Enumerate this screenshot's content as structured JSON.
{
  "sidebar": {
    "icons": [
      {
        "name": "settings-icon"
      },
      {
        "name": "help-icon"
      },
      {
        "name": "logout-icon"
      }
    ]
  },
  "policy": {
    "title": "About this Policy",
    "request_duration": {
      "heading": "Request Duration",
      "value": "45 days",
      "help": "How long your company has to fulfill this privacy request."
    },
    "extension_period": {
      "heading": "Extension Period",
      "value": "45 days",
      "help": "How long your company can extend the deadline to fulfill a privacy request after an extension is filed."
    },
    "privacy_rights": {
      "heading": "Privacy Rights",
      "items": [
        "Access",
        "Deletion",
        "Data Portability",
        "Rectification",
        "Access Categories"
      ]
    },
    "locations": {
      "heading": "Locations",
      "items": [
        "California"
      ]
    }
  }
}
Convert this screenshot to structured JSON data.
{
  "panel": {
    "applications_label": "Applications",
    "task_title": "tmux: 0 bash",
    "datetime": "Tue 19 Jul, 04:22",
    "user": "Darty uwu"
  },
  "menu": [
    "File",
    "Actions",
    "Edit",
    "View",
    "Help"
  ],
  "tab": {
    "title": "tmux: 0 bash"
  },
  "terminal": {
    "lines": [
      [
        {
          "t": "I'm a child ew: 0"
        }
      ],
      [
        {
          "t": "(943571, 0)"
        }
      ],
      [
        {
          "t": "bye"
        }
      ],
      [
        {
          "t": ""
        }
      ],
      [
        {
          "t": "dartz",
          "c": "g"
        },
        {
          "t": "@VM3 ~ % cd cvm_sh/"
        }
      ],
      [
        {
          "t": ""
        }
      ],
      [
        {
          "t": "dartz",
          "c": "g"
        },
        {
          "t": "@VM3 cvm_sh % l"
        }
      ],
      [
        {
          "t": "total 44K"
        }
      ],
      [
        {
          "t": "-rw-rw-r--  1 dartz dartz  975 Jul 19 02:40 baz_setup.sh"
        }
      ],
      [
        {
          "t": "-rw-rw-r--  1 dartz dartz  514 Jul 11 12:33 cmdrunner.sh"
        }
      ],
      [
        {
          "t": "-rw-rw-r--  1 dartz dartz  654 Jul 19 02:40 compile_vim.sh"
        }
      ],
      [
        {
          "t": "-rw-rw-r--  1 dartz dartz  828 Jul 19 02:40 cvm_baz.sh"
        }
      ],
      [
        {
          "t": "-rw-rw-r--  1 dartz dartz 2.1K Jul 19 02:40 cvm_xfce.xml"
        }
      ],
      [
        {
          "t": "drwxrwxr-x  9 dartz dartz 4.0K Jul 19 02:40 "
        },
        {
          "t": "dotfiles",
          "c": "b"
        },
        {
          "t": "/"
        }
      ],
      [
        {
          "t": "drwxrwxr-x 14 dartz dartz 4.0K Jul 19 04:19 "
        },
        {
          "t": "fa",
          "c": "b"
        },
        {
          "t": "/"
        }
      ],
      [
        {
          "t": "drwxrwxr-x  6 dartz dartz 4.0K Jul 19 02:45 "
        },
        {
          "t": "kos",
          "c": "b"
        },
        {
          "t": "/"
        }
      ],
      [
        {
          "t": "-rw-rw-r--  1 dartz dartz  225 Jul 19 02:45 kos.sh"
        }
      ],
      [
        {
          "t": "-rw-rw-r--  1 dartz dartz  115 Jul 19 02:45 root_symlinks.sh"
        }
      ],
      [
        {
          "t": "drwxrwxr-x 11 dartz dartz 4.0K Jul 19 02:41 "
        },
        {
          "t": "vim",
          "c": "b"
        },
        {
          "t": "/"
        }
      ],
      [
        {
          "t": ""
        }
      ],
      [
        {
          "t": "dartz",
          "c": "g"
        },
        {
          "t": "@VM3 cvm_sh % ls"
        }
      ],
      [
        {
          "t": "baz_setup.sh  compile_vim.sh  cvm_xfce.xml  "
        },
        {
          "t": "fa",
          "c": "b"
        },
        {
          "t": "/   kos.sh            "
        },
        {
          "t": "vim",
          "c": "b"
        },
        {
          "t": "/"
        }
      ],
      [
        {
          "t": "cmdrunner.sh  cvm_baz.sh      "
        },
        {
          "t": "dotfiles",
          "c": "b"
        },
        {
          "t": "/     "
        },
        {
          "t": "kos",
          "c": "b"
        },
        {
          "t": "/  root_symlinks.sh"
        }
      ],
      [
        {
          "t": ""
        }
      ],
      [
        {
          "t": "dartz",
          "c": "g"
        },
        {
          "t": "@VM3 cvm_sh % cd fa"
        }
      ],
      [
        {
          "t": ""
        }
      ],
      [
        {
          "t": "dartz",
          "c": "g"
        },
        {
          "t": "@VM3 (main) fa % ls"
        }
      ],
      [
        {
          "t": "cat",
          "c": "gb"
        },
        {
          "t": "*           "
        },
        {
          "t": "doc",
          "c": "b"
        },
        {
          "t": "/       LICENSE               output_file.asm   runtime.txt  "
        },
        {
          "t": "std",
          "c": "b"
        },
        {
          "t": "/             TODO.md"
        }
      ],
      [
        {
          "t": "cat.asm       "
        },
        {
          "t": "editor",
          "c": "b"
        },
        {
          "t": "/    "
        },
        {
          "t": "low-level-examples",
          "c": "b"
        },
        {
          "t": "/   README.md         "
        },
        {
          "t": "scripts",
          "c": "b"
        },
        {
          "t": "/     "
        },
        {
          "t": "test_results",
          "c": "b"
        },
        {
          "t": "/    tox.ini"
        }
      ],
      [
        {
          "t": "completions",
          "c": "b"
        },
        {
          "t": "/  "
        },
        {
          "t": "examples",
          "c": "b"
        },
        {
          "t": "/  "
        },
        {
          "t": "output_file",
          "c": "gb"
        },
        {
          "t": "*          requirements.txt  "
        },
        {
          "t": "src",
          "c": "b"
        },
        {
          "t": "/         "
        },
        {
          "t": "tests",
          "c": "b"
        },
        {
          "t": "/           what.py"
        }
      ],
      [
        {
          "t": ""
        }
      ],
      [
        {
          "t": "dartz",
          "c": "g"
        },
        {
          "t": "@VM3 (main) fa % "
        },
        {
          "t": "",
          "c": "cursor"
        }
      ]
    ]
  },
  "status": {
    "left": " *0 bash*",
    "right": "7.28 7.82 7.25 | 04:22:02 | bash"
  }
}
++++++
# SHORT TASK:
Scan the records above for the string "long", then select every line that holds it.

# PROBLEM SOLUTION:
      "help": "How long your company has to fulfill this privacy request."
      "help": "How long your company can extend the deadline to fulfill a privacy request after an extension is filed."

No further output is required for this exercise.